▶ [Directive] Work out how many lines hold the string "charlestonvrc". Give that number and nothing more.

------

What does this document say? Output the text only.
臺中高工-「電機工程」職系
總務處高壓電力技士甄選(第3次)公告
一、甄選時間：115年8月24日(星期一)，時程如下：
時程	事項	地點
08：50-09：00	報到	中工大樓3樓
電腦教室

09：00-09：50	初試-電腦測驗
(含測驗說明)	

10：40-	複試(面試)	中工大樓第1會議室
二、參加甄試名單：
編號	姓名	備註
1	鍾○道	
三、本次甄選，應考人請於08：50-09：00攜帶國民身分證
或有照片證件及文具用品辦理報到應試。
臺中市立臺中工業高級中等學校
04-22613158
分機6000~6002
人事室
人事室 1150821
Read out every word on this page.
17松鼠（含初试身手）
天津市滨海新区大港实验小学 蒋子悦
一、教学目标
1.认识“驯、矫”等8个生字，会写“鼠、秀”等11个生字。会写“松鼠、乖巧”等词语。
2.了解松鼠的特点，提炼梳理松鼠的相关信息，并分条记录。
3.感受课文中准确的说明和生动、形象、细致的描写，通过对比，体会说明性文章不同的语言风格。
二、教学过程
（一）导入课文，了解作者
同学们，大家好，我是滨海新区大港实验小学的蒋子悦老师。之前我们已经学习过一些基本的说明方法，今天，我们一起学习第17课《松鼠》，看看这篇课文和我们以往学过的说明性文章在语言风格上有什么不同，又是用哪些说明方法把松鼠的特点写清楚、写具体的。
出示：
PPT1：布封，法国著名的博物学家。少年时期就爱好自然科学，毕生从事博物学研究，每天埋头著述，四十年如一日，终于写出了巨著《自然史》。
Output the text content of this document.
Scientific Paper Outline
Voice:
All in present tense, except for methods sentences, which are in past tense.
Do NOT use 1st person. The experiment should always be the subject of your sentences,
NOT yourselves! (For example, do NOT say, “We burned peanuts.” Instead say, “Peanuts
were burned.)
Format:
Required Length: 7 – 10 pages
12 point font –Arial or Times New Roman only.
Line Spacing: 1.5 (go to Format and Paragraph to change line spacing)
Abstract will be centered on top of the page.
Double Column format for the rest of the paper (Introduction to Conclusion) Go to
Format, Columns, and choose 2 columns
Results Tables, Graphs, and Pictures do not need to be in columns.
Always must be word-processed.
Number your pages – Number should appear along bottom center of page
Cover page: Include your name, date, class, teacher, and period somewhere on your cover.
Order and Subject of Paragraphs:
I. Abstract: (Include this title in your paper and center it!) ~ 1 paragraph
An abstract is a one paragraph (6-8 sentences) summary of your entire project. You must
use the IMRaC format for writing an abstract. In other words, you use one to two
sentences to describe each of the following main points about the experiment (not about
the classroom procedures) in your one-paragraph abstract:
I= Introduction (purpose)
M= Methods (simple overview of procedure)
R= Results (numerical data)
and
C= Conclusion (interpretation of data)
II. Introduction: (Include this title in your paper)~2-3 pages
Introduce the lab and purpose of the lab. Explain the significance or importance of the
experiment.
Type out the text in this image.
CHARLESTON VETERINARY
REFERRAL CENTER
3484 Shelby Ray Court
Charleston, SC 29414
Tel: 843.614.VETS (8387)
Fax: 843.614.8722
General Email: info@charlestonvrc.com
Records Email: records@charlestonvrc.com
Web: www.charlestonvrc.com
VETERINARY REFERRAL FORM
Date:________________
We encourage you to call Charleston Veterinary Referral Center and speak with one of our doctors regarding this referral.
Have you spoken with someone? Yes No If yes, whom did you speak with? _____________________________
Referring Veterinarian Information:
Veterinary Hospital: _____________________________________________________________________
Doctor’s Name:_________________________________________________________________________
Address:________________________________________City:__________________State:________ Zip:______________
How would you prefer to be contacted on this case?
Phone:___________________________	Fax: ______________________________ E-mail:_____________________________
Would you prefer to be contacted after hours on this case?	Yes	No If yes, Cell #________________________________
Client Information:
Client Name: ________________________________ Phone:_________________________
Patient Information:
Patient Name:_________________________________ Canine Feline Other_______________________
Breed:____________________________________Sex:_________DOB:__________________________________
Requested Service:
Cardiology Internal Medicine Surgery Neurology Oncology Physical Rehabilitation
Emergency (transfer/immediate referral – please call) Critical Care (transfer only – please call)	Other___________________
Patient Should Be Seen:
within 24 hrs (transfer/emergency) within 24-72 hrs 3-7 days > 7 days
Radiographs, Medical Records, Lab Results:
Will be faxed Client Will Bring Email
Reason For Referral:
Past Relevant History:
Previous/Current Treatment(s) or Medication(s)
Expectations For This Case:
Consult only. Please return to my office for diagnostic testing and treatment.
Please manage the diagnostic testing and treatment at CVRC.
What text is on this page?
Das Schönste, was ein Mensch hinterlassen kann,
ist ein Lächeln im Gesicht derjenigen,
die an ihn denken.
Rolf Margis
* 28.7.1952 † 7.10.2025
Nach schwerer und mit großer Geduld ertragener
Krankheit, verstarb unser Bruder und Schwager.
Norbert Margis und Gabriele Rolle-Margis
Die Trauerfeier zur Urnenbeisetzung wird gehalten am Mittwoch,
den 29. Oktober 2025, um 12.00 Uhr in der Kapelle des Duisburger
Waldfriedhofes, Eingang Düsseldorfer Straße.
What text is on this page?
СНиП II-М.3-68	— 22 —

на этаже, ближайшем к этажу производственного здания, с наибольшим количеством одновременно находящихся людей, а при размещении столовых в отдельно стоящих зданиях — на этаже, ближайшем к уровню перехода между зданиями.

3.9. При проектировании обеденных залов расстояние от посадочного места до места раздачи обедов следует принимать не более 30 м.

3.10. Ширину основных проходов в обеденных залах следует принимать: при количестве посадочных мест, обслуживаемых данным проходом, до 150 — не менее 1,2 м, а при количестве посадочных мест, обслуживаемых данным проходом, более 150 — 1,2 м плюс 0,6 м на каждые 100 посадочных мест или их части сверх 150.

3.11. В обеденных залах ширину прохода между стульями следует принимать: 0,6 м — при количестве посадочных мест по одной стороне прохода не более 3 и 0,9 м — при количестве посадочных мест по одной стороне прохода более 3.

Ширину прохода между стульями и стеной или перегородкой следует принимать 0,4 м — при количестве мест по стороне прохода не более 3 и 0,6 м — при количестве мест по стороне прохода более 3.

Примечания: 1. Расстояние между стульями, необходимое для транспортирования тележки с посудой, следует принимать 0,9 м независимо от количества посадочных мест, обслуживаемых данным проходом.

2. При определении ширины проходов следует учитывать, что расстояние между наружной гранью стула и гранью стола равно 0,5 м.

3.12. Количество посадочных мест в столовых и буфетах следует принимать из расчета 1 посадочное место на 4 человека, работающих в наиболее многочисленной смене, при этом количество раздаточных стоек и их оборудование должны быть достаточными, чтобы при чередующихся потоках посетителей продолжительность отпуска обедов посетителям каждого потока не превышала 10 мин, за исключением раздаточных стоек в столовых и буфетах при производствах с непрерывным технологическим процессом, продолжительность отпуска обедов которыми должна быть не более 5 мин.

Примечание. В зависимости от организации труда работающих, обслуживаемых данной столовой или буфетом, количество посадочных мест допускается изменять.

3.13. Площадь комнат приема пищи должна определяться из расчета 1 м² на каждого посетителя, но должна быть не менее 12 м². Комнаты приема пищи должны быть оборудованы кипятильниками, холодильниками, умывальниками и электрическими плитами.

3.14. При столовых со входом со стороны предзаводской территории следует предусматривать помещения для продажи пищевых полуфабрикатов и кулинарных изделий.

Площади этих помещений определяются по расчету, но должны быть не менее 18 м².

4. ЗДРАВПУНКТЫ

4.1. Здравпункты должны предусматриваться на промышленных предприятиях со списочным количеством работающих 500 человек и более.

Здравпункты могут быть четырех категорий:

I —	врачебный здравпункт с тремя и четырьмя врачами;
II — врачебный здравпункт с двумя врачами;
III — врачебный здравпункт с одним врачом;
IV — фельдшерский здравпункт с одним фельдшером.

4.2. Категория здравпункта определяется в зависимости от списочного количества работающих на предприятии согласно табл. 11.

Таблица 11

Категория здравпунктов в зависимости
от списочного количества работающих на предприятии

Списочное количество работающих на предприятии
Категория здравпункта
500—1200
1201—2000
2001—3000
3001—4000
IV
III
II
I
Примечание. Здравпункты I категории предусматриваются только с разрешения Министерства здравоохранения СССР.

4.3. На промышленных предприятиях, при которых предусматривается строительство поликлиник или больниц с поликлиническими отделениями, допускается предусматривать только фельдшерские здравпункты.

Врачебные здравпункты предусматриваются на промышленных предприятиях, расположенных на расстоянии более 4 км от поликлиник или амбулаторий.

------

▶ [Correct result] 3